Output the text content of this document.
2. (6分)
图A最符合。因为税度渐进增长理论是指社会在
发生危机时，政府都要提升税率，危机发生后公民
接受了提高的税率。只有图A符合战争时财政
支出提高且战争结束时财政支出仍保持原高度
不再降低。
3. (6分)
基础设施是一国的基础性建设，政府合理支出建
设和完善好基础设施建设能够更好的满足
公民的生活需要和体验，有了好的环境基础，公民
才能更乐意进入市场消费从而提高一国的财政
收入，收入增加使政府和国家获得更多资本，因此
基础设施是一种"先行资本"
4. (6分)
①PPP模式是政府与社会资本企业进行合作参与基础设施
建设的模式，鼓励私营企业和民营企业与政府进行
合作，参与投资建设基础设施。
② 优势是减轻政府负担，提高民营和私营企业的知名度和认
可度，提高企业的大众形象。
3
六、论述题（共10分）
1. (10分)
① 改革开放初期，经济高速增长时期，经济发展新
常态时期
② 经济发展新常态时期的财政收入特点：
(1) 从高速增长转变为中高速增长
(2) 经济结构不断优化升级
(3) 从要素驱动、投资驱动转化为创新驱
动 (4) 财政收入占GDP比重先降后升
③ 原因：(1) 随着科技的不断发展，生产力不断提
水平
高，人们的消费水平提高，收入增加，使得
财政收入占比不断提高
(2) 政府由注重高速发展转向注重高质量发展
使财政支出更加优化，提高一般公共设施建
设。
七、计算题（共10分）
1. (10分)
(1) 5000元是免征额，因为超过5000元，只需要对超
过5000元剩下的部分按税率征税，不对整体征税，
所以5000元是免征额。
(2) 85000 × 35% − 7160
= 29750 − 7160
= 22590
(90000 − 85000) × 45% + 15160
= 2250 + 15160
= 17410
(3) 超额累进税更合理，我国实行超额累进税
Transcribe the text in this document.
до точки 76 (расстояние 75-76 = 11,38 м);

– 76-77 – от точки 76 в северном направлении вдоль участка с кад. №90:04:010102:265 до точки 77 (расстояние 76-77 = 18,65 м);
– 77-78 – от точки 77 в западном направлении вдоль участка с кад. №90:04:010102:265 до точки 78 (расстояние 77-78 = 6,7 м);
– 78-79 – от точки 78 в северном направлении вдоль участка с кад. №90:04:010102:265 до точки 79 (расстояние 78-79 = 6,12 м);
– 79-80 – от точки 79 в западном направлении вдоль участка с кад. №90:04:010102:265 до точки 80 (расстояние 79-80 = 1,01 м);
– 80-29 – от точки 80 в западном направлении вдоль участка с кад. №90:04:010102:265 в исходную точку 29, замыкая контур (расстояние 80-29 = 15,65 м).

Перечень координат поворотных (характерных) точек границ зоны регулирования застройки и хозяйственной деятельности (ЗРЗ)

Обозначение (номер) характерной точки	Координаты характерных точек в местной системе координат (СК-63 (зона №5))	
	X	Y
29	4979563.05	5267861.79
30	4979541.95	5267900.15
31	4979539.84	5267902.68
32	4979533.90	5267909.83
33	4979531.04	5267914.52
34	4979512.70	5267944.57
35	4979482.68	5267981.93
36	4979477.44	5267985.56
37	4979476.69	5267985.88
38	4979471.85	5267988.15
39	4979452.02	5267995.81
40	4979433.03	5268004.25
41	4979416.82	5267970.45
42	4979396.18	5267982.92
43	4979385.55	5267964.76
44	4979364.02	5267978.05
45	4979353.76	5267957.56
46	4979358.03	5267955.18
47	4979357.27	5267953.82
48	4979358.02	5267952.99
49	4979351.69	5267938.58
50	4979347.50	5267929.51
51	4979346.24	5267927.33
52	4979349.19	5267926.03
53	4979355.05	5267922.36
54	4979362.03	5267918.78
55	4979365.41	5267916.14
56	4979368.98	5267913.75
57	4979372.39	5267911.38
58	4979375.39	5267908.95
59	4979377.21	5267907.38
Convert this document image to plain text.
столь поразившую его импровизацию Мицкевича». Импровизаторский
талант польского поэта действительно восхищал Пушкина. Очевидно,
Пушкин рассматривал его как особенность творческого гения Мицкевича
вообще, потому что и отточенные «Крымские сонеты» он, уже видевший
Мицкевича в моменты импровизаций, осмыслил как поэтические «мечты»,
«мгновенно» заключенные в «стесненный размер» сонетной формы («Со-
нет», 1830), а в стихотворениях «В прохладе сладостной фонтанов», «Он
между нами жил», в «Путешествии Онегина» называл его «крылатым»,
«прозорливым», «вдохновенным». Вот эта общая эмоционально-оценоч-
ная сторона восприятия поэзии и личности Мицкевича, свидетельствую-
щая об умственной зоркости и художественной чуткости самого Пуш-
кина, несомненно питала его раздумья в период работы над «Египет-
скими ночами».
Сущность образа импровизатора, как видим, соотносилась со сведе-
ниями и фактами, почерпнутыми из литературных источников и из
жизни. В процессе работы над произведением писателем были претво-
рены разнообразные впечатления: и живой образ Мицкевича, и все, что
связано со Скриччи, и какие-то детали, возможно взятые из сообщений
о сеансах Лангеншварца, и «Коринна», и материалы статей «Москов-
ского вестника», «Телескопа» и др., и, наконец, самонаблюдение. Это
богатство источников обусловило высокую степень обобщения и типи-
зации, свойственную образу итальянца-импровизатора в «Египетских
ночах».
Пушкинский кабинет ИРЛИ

****************************************

Requirement
Reproduce only those lines of the entries above that run from the line with "Convert this document image to plain text." to the final line.

Response to this task
Convert this document image to plain text.
столь поразившую его импровизацию Мицкевича». Импровизаторский
талант польского поэта действительно восхищал Пушкина. Очевидно,
Пушкин рассматривал его как особенность творческого гения Мицкевича
вообще, потому что и отточенные «Крымские сонеты» он, уже видевший
Мицкевича в моменты импровизаций, осмыслил как поэтические «мечты»,
«мгновенно» заключенные в «стесненный размер» сонетной формы («Со-
нет», 1830), а в стихотворениях «В прохладе сладостной фонтанов», «Он
между нами жил», в «Путешествии Онегина» называл его «крылатым»,
«прозорливым», «вдохновенным». Вот эта общая эмоционально-оценоч-
ная сторона восприятия поэзии и личности Мицкевича, свидетельствую-
щая об умственной зоркости и художественной чуткости самого Пуш-
кина, несомненно питала его раздумья в период работы над «Египет-
скими ночами».
Сущность образа импровизатора, как видим, соотносилась со сведе-
ниями и фактами, почерпнутыми из литературных источников и из
жизни. В процессе работы над произведением писателем были претво-
рены разнообразные впечатления: и живой образ Мицкевича, и все, что
связано со Скриччи, и какие-то детали, возможно взятые из сообщений
о сеансах Лангеншварца, и «Коринна», и материалы статей «Москов-
ского вестника», «Телескопа» и др., и, наконец, самонаблюдение. Это
богатство источников обусловило высокую степень обобщения и типи-
зации, свойственную образу итальянца-импровизатора в «Египетских
ночах».
Пушкинский кабинет ИРЛИ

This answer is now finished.